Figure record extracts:
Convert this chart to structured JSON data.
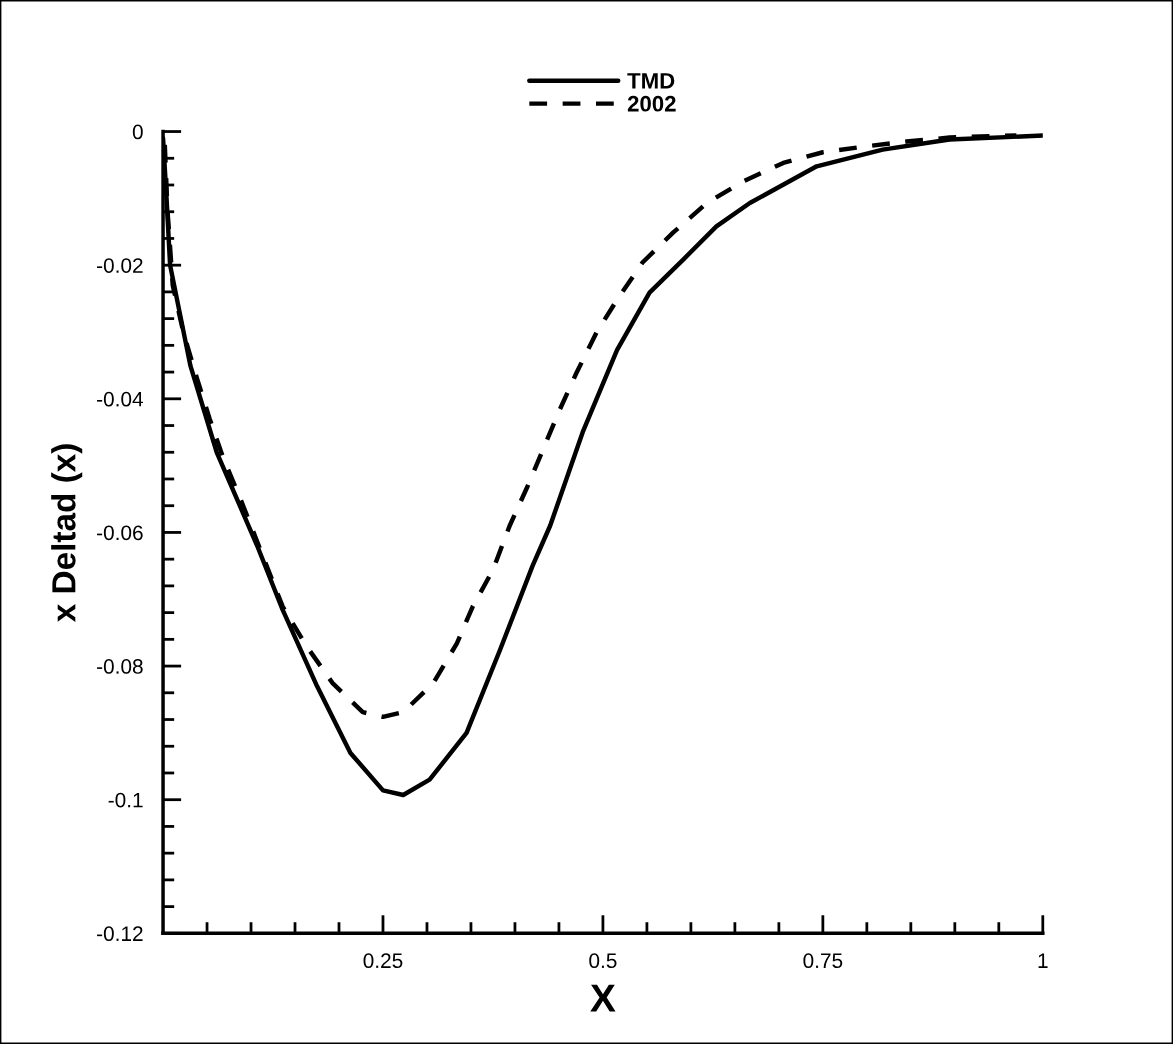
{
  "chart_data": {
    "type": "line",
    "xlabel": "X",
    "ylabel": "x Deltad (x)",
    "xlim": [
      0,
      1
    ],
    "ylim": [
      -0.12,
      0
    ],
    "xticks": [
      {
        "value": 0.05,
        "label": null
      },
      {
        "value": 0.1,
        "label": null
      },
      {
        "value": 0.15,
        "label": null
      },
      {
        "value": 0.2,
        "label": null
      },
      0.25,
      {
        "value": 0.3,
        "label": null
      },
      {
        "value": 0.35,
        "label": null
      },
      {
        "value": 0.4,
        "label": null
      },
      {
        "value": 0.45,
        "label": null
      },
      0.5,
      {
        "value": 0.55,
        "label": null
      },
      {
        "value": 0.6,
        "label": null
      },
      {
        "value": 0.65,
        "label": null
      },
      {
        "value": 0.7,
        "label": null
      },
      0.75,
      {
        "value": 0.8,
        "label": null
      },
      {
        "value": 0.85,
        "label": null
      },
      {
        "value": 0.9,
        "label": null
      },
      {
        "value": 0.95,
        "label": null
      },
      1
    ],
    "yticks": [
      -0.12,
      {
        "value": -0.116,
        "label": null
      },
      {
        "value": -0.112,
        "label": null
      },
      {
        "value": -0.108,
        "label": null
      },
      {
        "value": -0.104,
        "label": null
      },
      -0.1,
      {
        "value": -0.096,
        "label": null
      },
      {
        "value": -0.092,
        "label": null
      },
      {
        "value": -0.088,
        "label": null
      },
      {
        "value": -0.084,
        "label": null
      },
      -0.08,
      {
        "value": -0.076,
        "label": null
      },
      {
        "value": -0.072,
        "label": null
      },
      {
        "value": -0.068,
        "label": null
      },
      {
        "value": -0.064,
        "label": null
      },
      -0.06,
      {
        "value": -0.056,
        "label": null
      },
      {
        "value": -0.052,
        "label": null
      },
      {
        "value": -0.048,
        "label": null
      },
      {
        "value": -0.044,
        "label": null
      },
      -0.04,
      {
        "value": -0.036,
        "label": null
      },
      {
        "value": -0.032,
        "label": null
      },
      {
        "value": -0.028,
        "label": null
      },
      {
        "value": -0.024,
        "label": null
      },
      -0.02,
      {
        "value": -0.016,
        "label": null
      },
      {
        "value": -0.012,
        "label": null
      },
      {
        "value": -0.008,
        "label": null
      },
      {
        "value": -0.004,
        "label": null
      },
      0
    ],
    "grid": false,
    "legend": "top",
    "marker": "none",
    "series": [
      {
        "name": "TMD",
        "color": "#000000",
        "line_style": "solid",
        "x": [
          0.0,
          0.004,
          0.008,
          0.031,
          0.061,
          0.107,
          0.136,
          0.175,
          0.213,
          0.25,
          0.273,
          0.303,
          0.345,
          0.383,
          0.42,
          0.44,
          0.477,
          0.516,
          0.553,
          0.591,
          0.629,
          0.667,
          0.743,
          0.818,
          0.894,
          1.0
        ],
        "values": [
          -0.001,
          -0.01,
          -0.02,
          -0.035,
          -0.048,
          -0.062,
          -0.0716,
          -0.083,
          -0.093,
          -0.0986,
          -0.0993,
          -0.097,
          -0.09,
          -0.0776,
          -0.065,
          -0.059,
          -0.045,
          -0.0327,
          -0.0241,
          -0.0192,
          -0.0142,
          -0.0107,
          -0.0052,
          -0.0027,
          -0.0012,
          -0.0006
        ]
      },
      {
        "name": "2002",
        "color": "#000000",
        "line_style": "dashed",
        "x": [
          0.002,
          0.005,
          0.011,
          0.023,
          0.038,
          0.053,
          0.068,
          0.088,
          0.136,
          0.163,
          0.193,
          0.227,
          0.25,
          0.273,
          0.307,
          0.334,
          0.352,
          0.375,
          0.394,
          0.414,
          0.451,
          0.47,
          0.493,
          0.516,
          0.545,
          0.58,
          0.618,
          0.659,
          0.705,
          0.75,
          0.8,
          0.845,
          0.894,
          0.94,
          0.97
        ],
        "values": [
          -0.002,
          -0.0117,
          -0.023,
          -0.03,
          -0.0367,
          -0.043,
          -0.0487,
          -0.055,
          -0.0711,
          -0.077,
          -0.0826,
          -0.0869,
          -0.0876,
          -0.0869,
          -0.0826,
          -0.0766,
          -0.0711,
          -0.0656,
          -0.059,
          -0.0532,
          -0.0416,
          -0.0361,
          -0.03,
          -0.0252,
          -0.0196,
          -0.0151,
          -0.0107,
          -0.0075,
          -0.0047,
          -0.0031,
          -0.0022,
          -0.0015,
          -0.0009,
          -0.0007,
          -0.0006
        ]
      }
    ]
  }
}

■ **Instructions to follow**: Set down the records in full and exactly. Do not carry over any image.

■ **Task output**:
Convert this chart to structured JSON data.
{
  "chart_data": {
    "type": "line",
    "xlabel": "X",
    "ylabel": "x Deltad (x)",
    "xlim": [
      0,
      1
    ],
    "ylim": [
      -0.12,
      0
    ],
    "xticks": [
      {
        "value": 0.05,
        "label": null
      },
      {
        "value": 0.1,
        "label": null
      },
      {
        "value": 0.15,
        "label": null
      },
      {
        "value": 0.2,
        "label": null
      },
      0.25,
      {
        "value": 0.3,
        "label": null
      },
      {
        "value": 0.35,
        "label": null
      },
      {
        "value": 0.4,
        "label": null
      },
      {
        "value": 0.45,
        "label": null
      },
      0.5,
      {
        "value": 0.55,
        "label": null
      },
      {
        "value": 0.6,
        "label": null
      },
      {
        "value": 0.65,
        "label": null
      },
      {
        "value": 0.7,
        "label": null
      },
      0.75,
      {
        "value": 0.8,
        "label": null
      },
      {
        "value": 0.85,
        "label": null
      },
      {
        "value": 0.9,
        "label": null
      },
      {
        "value": 0.95,
        "label": null
      },
      1
    ],
    "yticks": [
      -0.12,
      {
        "value": -0.116,
        "label": null
      },
      {
        "value": -0.112,
        "label": null
      },
      {
        "value": -0.108,
        "label": null
      },
      {
        "value": -0.104,
        "label": null
      },
      -0.1,
      {
        "value": -0.096,
        "label": null
      },
      {
        "value": -0.092,
        "label": null
      },
      {
        "value": -0.088,
        "label": null
      },
      {
        "value": -0.084,
        "label": null
      },
      -0.08,
      {
        "value": -0.076,
        "label": null
      },
      {
        "value": -0.072,
        "label": null
      },
      {
        "value": -0.068,
        "label": null
      },
      {
        "value": -0.064,
        "label": null
      },
      -0.06,
      {
        "value": -0.056,
        "label": null
      },
      {
        "value": -0.052,
        "label": null
      },
      {
        "value": -0.048,
        "label": null
      },
      {
        "value": -0.044,
        "label": null
      },
      -0.04,
      {
        "value": -0.036,
        "label": null
      },
      {
        "value": -0.032,
        "label": null
      },
      {
        "value": -0.028,
        "label": null
      },
      {
        "value": -0.024,
        "label": null
      },
      -0.02,
      {
        "value": -0.016,
        "label": null
      },
      {
        "value": -0.012,
        "label": null
      },
      {
        "value": -0.008,
        "label": null
      },
      {
        "value": -0.004,
        "label": null
      },
      0
    ],
    "grid": false,
    "legend": "top",
    "marker": "none",
    "series": [
      {
        "name": "TMD",
        "color": "#000000",
        "line_style": "solid",
        "x": [
          0.0,
          0.004,
          0.008,
          0.031,
          0.061,
          0.107,
          0.136,
          0.175,
          0.213,
          0.25,
          0.273,
          0.303,
          0.345,
          0.383,
          0.42,
          0.44,
          0.477,
          0.516,
          0.553,
          0.591,
          0.629,
          0.667,
          0.743,
          0.818,
          0.894,
          1.0
        ],
        "values": [
          -0.001,
          -0.01,
          -0.02,
          -0.035,
          -0.048,
          -0.062,
          -0.0716,
          -0.083,
          -0.093,
          -0.0986,
          -0.0993,
          -0.097,
          -0.09,
          -0.0776,
          -0.065,
          -0.059,
          -0.045,
          -0.0327,
          -0.0241,
          -0.0192,
          -0.0142,
          -0.0107,
          -0.0052,
          -0.0027,
          -0.0012,
          -0.0006
        ]
      },
      {
        "name": "2002",
        "color": "#000000",
        "line_style": "dashed",
        "x": [
          0.002,
          0.005,
          0.011,
          0.023,
          0.038,
          0.053,
          0.068,
          0.088,
          0.136,
          0.163,
          0.193,
          0.227,
          0.25,
          0.273,
          0.307,
          0.334,
          0.352,
          0.375,
          0.394,
          0.414,
          0.451,
          0.47,
          0.493,
          0.516,
          0.545,
          0.58,
          0.618,
          0.659,
          0.705,
          0.75,
          0.8,
          0.845,
          0.894,
          0.94,
          0.97
        ],
        "values": [
          -0.002,
          -0.0117,
          -0.023,
          -0.03,
          -0.0367,
          -0.043,
          -0.0487,
          -0.055,
          -0.0711,
          -0.077,
          -0.0826,
          -0.0869,
          -0.0876,
          -0.0869,
          -0.0826,
          -0.0766,
          -0.0711,
          -0.0656,
          -0.059,
          -0.0532,
          -0.0416,
          -0.0361,
          -0.03,
          -0.0252,
          -0.0196,
          -0.0151,
          -0.0107,
          -0.0075,
          -0.0047,
          -0.0031,
          -0.0022,
          -0.0015,
          -0.0009,
          -0.0007,
          -0.0006
        ]
      }
    ]
  }
}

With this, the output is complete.